-- What the task asks --
Search the material below for the word "name" and copy every line in which it occurs.
###
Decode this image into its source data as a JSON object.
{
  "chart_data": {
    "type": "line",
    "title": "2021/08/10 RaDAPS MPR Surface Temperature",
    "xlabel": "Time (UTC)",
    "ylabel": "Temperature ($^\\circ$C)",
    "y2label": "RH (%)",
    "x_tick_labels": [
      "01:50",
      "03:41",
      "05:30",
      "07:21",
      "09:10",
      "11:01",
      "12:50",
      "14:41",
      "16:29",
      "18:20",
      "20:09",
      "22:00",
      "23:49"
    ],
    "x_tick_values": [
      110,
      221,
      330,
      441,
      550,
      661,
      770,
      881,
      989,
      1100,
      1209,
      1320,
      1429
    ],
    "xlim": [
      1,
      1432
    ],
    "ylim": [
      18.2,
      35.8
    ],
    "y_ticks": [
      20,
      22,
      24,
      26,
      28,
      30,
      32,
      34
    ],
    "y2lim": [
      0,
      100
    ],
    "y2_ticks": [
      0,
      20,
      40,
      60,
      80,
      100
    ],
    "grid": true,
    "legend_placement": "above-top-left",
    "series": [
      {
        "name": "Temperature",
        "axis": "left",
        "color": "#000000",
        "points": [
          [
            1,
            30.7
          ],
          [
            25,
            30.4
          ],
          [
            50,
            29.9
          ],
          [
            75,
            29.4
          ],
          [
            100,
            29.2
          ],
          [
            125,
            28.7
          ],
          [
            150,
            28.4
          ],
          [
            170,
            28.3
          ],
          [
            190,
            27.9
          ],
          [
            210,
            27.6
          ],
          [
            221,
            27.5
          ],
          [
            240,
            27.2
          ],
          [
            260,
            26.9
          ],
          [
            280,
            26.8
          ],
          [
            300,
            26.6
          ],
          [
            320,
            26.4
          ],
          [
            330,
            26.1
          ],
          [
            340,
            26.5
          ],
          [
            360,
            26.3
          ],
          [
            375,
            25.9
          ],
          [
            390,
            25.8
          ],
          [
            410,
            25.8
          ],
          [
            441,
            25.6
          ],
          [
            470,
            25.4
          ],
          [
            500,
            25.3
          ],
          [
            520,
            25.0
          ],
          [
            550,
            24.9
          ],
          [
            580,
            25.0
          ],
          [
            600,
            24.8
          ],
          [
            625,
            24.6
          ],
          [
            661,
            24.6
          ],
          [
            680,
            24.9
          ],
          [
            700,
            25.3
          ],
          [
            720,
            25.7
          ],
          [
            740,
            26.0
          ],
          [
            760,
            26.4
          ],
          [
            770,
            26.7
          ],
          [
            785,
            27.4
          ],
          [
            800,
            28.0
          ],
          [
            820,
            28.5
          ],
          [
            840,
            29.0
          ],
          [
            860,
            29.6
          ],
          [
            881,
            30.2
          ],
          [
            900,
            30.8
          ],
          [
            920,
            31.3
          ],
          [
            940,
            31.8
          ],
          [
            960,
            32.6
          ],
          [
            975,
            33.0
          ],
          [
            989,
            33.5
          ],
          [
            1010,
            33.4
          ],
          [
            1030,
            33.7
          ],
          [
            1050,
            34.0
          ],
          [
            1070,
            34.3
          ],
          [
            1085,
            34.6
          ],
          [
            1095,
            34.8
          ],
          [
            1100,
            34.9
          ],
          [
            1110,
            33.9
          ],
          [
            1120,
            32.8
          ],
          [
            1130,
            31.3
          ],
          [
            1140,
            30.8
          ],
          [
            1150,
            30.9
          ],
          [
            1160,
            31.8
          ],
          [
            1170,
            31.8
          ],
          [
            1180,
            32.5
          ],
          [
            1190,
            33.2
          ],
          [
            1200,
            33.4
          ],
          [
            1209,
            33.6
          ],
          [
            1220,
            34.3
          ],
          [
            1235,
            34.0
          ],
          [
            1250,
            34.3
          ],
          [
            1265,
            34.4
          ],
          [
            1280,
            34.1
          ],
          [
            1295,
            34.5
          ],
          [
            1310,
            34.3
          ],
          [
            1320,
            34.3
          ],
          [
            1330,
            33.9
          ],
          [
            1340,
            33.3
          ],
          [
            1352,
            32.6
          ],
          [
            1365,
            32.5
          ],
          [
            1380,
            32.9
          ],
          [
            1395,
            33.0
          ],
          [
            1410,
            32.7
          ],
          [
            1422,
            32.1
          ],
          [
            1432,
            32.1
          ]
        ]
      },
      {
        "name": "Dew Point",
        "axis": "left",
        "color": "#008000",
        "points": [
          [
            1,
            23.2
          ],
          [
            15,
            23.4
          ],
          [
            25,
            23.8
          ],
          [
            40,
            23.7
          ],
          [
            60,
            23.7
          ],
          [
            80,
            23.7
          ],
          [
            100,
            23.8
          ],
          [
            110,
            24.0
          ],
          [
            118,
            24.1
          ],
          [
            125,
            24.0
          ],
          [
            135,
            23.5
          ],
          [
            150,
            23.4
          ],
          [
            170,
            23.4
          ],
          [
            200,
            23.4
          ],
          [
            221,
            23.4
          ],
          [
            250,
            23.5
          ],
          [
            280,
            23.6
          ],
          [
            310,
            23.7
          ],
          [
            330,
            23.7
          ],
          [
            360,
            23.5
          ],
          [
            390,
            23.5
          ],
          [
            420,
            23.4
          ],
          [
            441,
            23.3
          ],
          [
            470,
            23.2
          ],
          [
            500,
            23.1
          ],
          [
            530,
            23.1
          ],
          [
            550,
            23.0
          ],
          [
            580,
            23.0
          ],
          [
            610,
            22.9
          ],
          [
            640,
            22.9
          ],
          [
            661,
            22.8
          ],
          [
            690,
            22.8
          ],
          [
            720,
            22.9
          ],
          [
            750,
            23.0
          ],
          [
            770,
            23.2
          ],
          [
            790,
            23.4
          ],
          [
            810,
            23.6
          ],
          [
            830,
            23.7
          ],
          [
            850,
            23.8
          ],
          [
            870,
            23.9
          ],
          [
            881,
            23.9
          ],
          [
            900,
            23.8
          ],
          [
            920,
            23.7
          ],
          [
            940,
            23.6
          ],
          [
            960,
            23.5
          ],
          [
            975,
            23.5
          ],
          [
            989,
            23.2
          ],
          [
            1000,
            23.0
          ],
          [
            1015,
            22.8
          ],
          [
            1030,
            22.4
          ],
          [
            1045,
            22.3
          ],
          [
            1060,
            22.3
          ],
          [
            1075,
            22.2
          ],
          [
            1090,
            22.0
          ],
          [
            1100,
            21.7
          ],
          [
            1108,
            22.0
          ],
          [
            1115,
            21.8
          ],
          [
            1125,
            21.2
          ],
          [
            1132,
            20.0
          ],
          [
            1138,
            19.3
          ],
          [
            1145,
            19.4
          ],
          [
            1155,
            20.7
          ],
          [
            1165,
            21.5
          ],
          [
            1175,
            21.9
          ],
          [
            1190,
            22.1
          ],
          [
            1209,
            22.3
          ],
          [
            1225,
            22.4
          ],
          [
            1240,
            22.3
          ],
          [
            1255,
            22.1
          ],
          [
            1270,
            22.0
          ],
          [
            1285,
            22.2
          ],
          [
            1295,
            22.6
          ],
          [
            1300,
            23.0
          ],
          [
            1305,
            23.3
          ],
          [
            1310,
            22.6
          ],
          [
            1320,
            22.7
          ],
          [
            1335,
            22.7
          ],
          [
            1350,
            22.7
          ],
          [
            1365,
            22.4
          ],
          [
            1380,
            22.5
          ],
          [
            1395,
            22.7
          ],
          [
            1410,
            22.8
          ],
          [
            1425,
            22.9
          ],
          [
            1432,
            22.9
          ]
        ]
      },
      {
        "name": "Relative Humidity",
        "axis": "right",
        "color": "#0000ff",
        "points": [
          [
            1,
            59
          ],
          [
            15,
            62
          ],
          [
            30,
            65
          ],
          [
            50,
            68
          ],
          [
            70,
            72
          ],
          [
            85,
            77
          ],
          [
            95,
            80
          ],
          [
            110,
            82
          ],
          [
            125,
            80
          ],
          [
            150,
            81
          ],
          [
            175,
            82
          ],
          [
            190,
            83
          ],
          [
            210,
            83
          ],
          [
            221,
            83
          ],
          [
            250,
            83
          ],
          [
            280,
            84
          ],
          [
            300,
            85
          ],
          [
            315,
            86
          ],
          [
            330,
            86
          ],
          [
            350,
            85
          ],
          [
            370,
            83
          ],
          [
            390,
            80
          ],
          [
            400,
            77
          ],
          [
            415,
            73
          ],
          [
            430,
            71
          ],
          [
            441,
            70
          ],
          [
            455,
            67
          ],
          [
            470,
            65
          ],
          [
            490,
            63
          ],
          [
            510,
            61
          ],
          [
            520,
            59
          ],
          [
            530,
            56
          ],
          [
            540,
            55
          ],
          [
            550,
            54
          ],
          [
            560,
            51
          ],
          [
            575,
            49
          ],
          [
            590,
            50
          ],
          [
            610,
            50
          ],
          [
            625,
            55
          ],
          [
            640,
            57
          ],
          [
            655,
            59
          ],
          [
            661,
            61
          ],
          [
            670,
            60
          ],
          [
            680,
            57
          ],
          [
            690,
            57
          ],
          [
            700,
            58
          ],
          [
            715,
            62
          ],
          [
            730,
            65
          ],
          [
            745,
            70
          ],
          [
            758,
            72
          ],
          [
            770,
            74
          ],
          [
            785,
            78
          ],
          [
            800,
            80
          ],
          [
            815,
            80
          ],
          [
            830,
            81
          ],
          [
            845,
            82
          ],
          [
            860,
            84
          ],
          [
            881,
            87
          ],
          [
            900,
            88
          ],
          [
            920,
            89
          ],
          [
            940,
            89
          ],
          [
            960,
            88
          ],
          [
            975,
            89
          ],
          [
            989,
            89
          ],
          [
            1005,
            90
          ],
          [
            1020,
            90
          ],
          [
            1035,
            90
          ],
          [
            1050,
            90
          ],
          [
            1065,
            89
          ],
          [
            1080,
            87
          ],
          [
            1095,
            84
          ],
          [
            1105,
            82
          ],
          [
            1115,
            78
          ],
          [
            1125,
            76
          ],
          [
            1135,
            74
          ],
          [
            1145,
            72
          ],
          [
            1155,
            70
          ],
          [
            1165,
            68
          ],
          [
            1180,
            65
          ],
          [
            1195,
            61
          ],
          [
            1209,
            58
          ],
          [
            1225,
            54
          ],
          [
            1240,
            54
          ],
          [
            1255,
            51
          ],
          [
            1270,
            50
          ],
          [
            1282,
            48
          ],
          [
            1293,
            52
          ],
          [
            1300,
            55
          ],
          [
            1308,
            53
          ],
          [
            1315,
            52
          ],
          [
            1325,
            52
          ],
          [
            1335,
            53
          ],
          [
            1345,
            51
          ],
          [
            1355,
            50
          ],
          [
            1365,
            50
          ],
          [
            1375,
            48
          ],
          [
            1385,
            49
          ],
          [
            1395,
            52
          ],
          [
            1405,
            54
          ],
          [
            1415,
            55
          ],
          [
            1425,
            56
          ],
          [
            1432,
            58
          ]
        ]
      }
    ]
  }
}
###
-- Reply to the exercise --
        "name": "Temperature",
        "name": "Dew Point",
        "name": "Relative Humidity",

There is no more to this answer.